=== DATASET RECORDS ===
--
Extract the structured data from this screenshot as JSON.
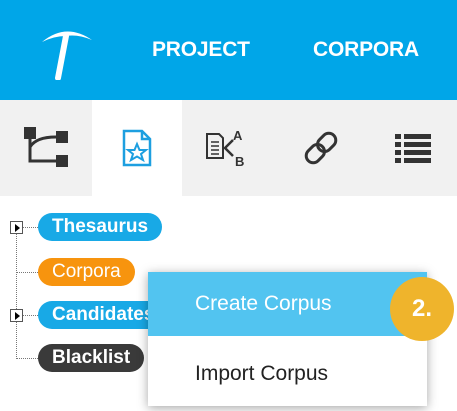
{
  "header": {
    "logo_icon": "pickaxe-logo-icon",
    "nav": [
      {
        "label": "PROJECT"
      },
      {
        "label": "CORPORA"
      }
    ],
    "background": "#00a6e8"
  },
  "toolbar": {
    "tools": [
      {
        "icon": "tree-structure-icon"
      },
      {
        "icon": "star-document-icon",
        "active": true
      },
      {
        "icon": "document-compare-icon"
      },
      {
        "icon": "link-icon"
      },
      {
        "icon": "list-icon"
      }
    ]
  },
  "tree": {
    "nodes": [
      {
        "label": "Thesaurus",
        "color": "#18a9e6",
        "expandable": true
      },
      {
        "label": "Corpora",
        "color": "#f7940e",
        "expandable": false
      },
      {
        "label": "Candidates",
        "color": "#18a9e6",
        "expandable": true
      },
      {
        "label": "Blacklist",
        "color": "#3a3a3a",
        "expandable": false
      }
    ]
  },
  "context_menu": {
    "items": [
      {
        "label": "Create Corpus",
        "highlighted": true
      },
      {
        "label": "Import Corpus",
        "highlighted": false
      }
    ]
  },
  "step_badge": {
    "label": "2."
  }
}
--
=== WHAT TO DO ===
Copy out all lines where the word "document" appears.

=== EXERCISE RESULT ===
        "icon": "star-document-icon",
        "icon": "document-compare-icon"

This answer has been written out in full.